**Data entries:**
★ ★ ★ ★

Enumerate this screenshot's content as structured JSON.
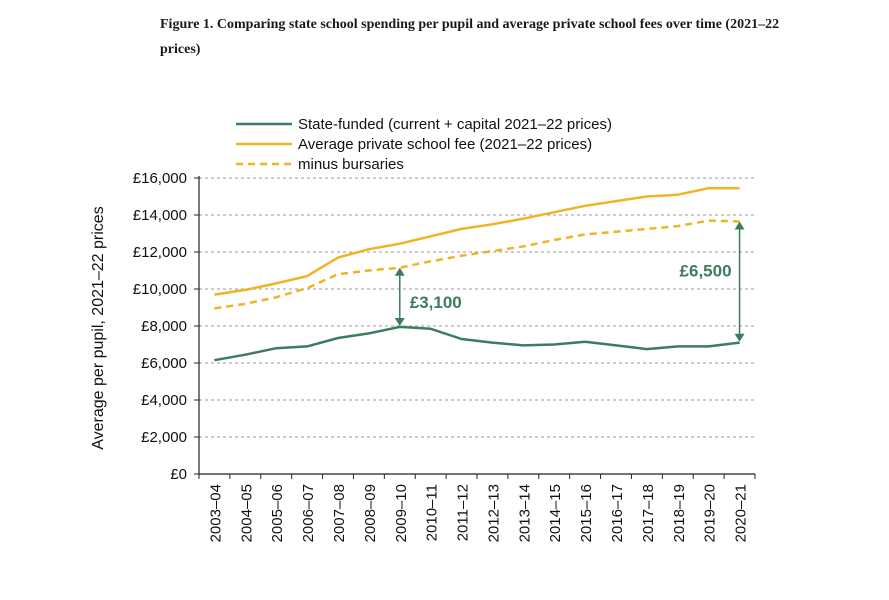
{
  "figure": {
    "title": "Figure 1. Comparing state school spending per pupil and average private school fees over time (2021–22 prices)"
  },
  "colors": {
    "state": "#3c7d5b",
    "private": "#f0b323",
    "grid": "#9a9a9a",
    "axis": "#222222"
  },
  "chart_data": {
    "type": "line",
    "ylabel": "Average per pupil, 2021–22 prices",
    "ylim": [
      0,
      16000
    ],
    "yticks": [
      0,
      2000,
      4000,
      6000,
      8000,
      10000,
      12000,
      14000,
      16000
    ],
    "ytick_labels": [
      "£0",
      "£2,000",
      "£4,000",
      "£6,000",
      "£8,000",
      "£10,000",
      "£12,000",
      "£14,000",
      "£16,000"
    ],
    "grid": true,
    "legend_position": "top",
    "categories": [
      "2003–04",
      "2004–05",
      "2005–06",
      "2006–07",
      "2007–08",
      "2008–09",
      "2009–10",
      "2010–11",
      "2011–12",
      "2012–13",
      "2013–14",
      "2014–15",
      "2015–16",
      "2016–17",
      "2017–18",
      "2018–19",
      "2019–20",
      "2020–21"
    ],
    "series": [
      {
        "name": "State-funded (current + capital 2021–22 prices)",
        "style": "solid",
        "color": "#3c7d5b",
        "values": [
          6150,
          6450,
          6800,
          6900,
          7350,
          7600,
          7950,
          7850,
          7300,
          7100,
          6950,
          7000,
          7150,
          6950,
          6750,
          6900,
          6900,
          7100
        ]
      },
      {
        "name": "Average private school fee (2021–22 prices)",
        "style": "solid",
        "color": "#f0b323",
        "values": [
          9700,
          9950,
          10300,
          10700,
          11700,
          12150,
          12450,
          12850,
          13250,
          13500,
          13800,
          14150,
          14500,
          14750,
          15000,
          15100,
          15450,
          15450
        ]
      },
      {
        "name": "minus bursaries",
        "style": "dashed",
        "color": "#f0b323",
        "values": [
          8950,
          9200,
          9550,
          10050,
          10800,
          11000,
          11150,
          11500,
          11800,
          12050,
          12300,
          12650,
          12950,
          13100,
          13250,
          13400,
          13700,
          13650
        ]
      }
    ],
    "annotations": [
      {
        "label": "£3,100",
        "category_index": 6,
        "from": 8000,
        "to": 11150
      },
      {
        "label": "£6,500",
        "category_index": 17,
        "from": 7150,
        "to": 13650
      }
    ]
  }
}
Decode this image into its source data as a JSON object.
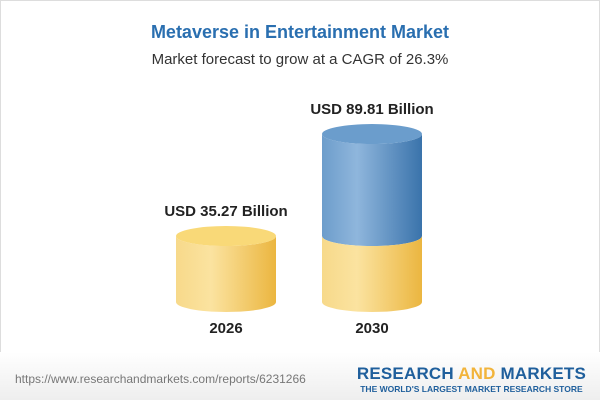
{
  "chart_data": {
    "type": "bar",
    "title": "Metaverse in Entertainment Market",
    "subtitle": "Market forecast to grow at a CAGR of 26.3%",
    "categories": [
      "2026",
      "2030"
    ],
    "values": [
      35.27,
      89.81
    ],
    "data_labels": [
      "USD 35.27 Billion",
      "USD 89.81 Billion"
    ],
    "colors": {
      "base": "#f2c45a",
      "growth": "#4d86bd",
      "title": "#2a6fb0"
    }
  },
  "footer": {
    "url": "https://www.researchandmarkets.com/reports/6231266",
    "logo_part1": "RESEARCH ",
    "logo_part2": "AND",
    "logo_part3": " MARKETS",
    "tagline": "THE WORLD'S LARGEST MARKET RESEARCH STORE"
  }
}
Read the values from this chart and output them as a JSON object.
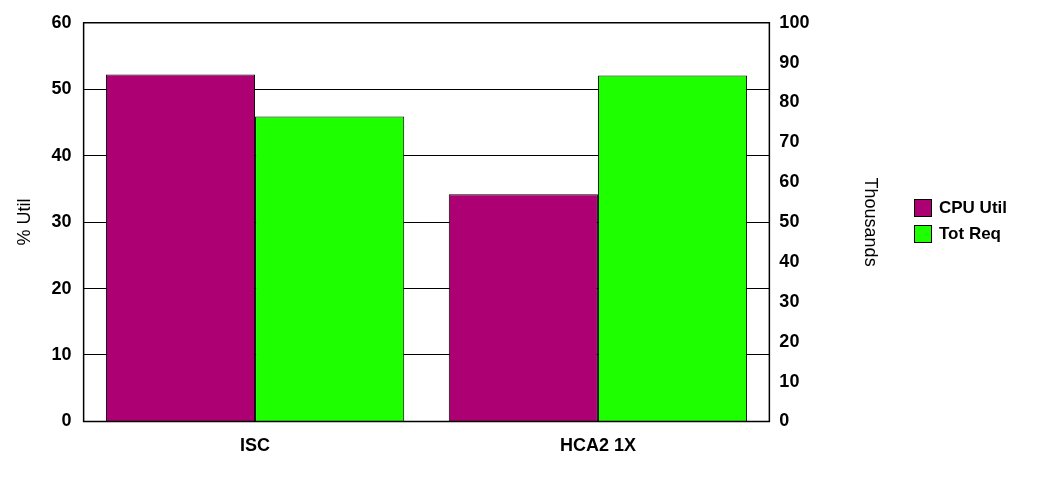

★ ★ ★ ★

**The exercise:** Every line of the data should be copied as it stands, without the images.

**Solution for this exercise:**
Enumerate this screenshot's content as structured JSON.
{
  "figure": {
    "title": "Figure 1. Comparing state school spending per pupil and average private school fees over time (2021–22 prices)"
  },
  "colors": {
    "state": "#3c7d5b",
    "private": "#f0b323",
    "grid": "#9a9a9a",
    "axis": "#222222"
  },
  "chart_data": {
    "type": "line",
    "ylabel": "Average per pupil, 2021–22 prices",
    "ylim": [
      0,
      16000
    ],
    "yticks": [
      0,
      2000,
      4000,
      6000,
      8000,
      10000,
      12000,
      14000,
      16000
    ],
    "ytick_labels": [
      "£0",
      "£2,000",
      "£4,000",
      "£6,000",
      "£8,000",
      "£10,000",
      "£12,000",
      "£14,000",
      "£16,000"
    ],
    "grid": true,
    "legend_position": "top",
    "categories": [
      "2003–04",
      "2004–05",
      "2005–06",
      "2006–07",
      "2007–08",
      "2008–09",
      "2009–10",
      "2010–11",
      "2011–12",
      "2012–13",
      "2013–14",
      "2014–15",
      "2015–16",
      "2016–17",
      "2017–18",
      "2018–19",
      "2019–20",
      "2020–21"
    ],
    "series": [
      {
        "name": "State-funded (current + capital 2021–22 prices)",
        "style": "solid",
        "color": "#3c7d5b",
        "values": [
          6150,
          6450,
          6800,
          6900,
          7350,
          7600,
          7950,
          7850,
          7300,
          7100,
          6950,
          7000,
          7150,
          6950,
          6750,
          6900,
          6900,
          7100
        ]
      },
      {
        "name": "Average private school fee (2021–22 prices)",
        "style": "solid",
        "color": "#f0b323",
        "values": [
          9700,
          9950,
          10300,
          10700,
          11700,
          12150,
          12450,
          12850,
          13250,
          13500,
          13800,
          14150,
          14500,
          14750,
          15000,
          15100,
          15450,
          15450
        ]
      },
      {
        "name": "minus bursaries",
        "style": "dashed",
        "color": "#f0b323",
        "values": [
          8950,
          9200,
          9550,
          10050,
          10800,
          11000,
          11150,
          11500,
          11800,
          12050,
          12300,
          12650,
          12950,
          13100,
          13250,
          13400,
          13700,
          13650
        ]
      }
    ],
    "annotations": [
      {
        "label": "£3,100",
        "category_index": 6,
        "from": 8000,
        "to": 11150
      },
      {
        "label": "£6,500",
        "category_index": 17,
        "from": 7150,
        "to": 13650
      }
    ]
  }
}
Decode this image into its source data as a JSON object.
{
  "chart_data": {
    "type": "bar",
    "title": "Metaverse in Entertainment Market",
    "subtitle": "Market forecast to grow at a CAGR of 26.3%",
    "categories": [
      "2026",
      "2030"
    ],
    "values": [
      35.27,
      89.81
    ],
    "data_labels": [
      "USD 35.27 Billion",
      "USD 89.81 Billion"
    ],
    "colors": {
      "base": "#f2c45a",
      "growth": "#4d86bd",
      "title": "#2a6fb0"
    }
  },
  "footer": {
    "url": "https://www.researchandmarkets.com/reports/6231266",
    "logo_part1": "RESEARCH ",
    "logo_part2": "AND",
    "logo_part3": " MARKETS",
    "tagline": "THE WORLD'S LARGEST MARKET RESEARCH STORE"
  }
}
Read the values from this chart and output them as a JSON object.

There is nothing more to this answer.